Everything in the listing except the pictures should be written out exactly.

*MATERIAL FOR THIS TASK*:
=-=-=-=-=

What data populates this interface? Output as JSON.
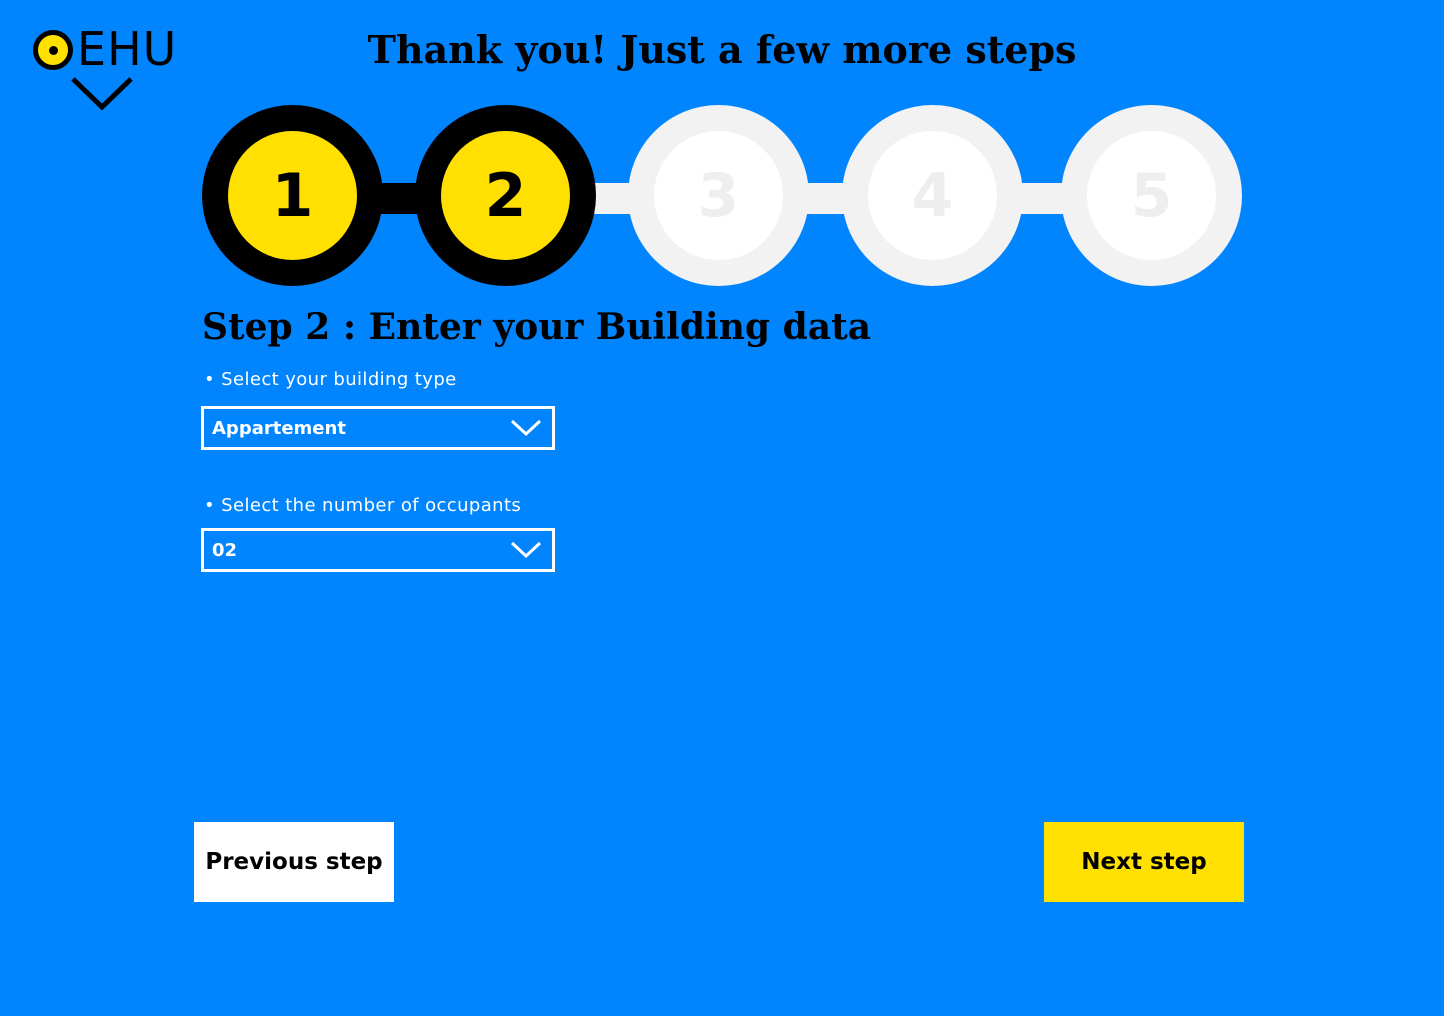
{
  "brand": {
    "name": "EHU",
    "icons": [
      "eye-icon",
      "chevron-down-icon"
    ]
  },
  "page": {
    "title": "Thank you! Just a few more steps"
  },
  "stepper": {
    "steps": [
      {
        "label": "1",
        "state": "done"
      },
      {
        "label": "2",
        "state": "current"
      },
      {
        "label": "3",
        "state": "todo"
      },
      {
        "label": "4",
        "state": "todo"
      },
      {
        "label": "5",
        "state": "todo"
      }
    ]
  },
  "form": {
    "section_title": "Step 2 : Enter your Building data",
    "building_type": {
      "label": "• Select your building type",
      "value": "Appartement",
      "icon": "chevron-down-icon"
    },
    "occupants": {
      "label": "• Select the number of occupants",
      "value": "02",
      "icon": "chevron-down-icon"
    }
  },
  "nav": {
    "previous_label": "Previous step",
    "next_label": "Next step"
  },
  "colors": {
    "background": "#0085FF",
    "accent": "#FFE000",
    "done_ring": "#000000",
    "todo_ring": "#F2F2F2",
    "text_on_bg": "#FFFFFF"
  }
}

=-=-=-=-=

*EXERCISE OUTPUT*:
What data populates this interface? Output as JSON.
{
  "brand": {
    "name": "EHU",
    "icons": [
      "eye-icon",
      "chevron-down-icon"
    ]
  },
  "page": {
    "title": "Thank you! Just a few more steps"
  },
  "stepper": {
    "steps": [
      {
        "label": "1",
        "state": "done"
      },
      {
        "label": "2",
        "state": "current"
      },
      {
        "label": "3",
        "state": "todo"
      },
      {
        "label": "4",
        "state": "todo"
      },
      {
        "label": "5",
        "state": "todo"
      }
    ]
  },
  "form": {
    "section_title": "Step 2 : Enter your Building data",
    "building_type": {
      "label": "• Select your building type",
      "value": "Appartement",
      "icon": "chevron-down-icon"
    },
    "occupants": {
      "label": "• Select the number of occupants",
      "value": "02",
      "icon": "chevron-down-icon"
    }
  },
  "nav": {
    "previous_label": "Previous step",
    "next_label": "Next step"
  },
  "colors": {
    "background": "#0085FF",
    "accent": "#FFE000",
    "done_ring": "#000000",
    "todo_ring": "#F2F2F2",
    "text_on_bg": "#FFFFFF"
  }
}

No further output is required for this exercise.